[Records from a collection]
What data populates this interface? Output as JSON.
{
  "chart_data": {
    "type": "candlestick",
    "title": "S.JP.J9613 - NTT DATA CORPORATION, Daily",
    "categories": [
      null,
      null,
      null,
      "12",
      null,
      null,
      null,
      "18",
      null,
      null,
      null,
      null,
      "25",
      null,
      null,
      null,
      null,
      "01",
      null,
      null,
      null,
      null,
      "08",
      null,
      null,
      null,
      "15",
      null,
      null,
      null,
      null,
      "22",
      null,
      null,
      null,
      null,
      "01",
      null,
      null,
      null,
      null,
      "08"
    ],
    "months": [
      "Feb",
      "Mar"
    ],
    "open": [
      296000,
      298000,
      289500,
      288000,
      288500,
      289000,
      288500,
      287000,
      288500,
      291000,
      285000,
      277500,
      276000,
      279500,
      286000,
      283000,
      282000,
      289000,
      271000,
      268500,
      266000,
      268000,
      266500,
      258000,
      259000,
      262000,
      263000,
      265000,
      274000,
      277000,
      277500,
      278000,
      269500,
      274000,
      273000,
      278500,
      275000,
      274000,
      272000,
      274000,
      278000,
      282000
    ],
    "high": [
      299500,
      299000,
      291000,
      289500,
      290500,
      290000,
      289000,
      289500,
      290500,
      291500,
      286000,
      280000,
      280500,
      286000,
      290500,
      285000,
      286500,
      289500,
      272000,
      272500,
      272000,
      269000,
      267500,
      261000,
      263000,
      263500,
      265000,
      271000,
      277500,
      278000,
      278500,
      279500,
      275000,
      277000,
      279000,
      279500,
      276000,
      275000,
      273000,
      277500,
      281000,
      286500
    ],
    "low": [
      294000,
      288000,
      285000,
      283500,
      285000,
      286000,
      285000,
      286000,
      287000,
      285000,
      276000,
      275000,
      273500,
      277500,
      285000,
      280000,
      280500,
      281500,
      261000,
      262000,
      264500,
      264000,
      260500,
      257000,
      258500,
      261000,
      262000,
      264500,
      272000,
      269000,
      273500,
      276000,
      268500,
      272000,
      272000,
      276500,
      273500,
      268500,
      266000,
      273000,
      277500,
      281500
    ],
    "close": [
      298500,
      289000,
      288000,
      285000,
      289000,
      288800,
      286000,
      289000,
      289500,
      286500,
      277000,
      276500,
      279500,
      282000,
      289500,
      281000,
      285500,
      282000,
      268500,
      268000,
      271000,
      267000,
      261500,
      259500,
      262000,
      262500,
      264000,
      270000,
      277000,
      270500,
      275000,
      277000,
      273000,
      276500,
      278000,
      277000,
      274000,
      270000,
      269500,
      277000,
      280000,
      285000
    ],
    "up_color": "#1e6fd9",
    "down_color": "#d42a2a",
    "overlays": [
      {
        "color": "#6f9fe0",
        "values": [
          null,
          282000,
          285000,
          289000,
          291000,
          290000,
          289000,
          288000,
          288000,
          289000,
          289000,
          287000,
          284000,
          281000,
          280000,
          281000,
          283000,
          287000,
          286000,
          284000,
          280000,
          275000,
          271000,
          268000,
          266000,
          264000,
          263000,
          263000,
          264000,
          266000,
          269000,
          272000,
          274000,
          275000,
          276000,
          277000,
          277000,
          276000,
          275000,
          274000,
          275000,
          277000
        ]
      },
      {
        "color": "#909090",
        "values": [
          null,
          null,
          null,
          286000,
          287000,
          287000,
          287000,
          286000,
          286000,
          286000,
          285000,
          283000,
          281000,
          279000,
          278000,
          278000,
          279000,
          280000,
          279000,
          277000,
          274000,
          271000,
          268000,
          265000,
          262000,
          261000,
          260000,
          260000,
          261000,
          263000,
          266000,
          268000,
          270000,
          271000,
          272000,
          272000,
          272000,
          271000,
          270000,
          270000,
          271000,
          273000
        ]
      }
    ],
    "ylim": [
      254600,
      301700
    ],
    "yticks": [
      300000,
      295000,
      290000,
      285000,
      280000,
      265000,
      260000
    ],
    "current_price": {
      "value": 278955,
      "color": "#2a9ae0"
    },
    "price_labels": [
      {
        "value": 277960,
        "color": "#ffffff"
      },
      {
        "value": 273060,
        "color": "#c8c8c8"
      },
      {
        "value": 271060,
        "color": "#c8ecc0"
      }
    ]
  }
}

Goal:
The data above must be returned in full, exactly as written.

Response for this exercise:
What data populates this interface? Output as JSON.
{
  "chart_data": {
    "type": "candlestick",
    "title": "S.JP.J9613 - NTT DATA CORPORATION, Daily",
    "categories": [
      null,
      null,
      null,
      "12",
      null,
      null,
      null,
      "18",
      null,
      null,
      null,
      null,
      "25",
      null,
      null,
      null,
      null,
      "01",
      null,
      null,
      null,
      null,
      "08",
      null,
      null,
      null,
      "15",
      null,
      null,
      null,
      null,
      "22",
      null,
      null,
      null,
      null,
      "01",
      null,
      null,
      null,
      null,
      "08"
    ],
    "months": [
      "Feb",
      "Mar"
    ],
    "open": [
      296000,
      298000,
      289500,
      288000,
      288500,
      289000,
      288500,
      287000,
      288500,
      291000,
      285000,
      277500,
      276000,
      279500,
      286000,
      283000,
      282000,
      289000,
      271000,
      268500,
      266000,
      268000,
      266500,
      258000,
      259000,
      262000,
      263000,
      265000,
      274000,
      277000,
      277500,
      278000,
      269500,
      274000,
      273000,
      278500,
      275000,
      274000,
      272000,
      274000,
      278000,
      282000
    ],
    "high": [
      299500,
      299000,
      291000,
      289500,
      290500,
      290000,
      289000,
      289500,
      290500,
      291500,
      286000,
      280000,
      280500,
      286000,
      290500,
      285000,
      286500,
      289500,
      272000,
      272500,
      272000,
      269000,
      267500,
      261000,
      263000,
      263500,
      265000,
      271000,
      277500,
      278000,
      278500,
      279500,
      275000,
      277000,
      279000,
      279500,
      276000,
      275000,
      273000,
      277500,
      281000,
      286500
    ],
    "low": [
      294000,
      288000,
      285000,
      283500,
      285000,
      286000,
      285000,
      286000,
      287000,
      285000,
      276000,
      275000,
      273500,
      277500,
      285000,
      280000,
      280500,
      281500,
      261000,
      262000,
      264500,
      264000,
      260500,
      257000,
      258500,
      261000,
      262000,
      264500,
      272000,
      269000,
      273500,
      276000,
      268500,
      272000,
      272000,
      276500,
      273500,
      268500,
      266000,
      273000,
      277500,
      281500
    ],
    "close": [
      298500,
      289000,
      288000,
      285000,
      289000,
      288800,
      286000,
      289000,
      289500,
      286500,
      277000,
      276500,
      279500,
      282000,
      289500,
      281000,
      285500,
      282000,
      268500,
      268000,
      271000,
      267000,
      261500,
      259500,
      262000,
      262500,
      264000,
      270000,
      277000,
      270500,
      275000,
      277000,
      273000,
      276500,
      278000,
      277000,
      274000,
      270000,
      269500,
      277000,
      280000,
      285000
    ],
    "up_color": "#1e6fd9",
    "down_color": "#d42a2a",
    "overlays": [
      {
        "color": "#6f9fe0",
        "values": [
          null,
          282000,
          285000,
          289000,
          291000,
          290000,
          289000,
          288000,
          288000,
          289000,
          289000,
          287000,
          284000,
          281000,
          280000,
          281000,
          283000,
          287000,
          286000,
          284000,
          280000,
          275000,
          271000,
          268000,
          266000,
          264000,
          263000,
          263000,
          264000,
          266000,
          269000,
          272000,
          274000,
          275000,
          276000,
          277000,
          277000,
          276000,
          275000,
          274000,
          275000,
          277000
        ]
      },
      {
        "color": "#909090",
        "values": [
          null,
          null,
          null,
          286000,
          287000,
          287000,
          287000,
          286000,
          286000,
          286000,
          285000,
          283000,
          281000,
          279000,
          278000,
          278000,
          279000,
          280000,
          279000,
          277000,
          274000,
          271000,
          268000,
          265000,
          262000,
          261000,
          260000,
          260000,
          261000,
          263000,
          266000,
          268000,
          270000,
          271000,
          272000,
          272000,
          272000,
          271000,
          270000,
          270000,
          271000,
          273000
        ]
      }
    ],
    "ylim": [
      254600,
      301700
    ],
    "yticks": [
      300000,
      295000,
      290000,
      285000,
      280000,
      265000,
      260000
    ],
    "current_price": {
      "value": 278955,
      "color": "#2a9ae0"
    },
    "price_labels": [
      {
        "value": 277960,
        "color": "#ffffff"
      },
      {
        "value": 273060,
        "color": "#c8c8c8"
      },
      {
        "value": 271060,
        "color": "#c8ecc0"
      }
    ]
  }
}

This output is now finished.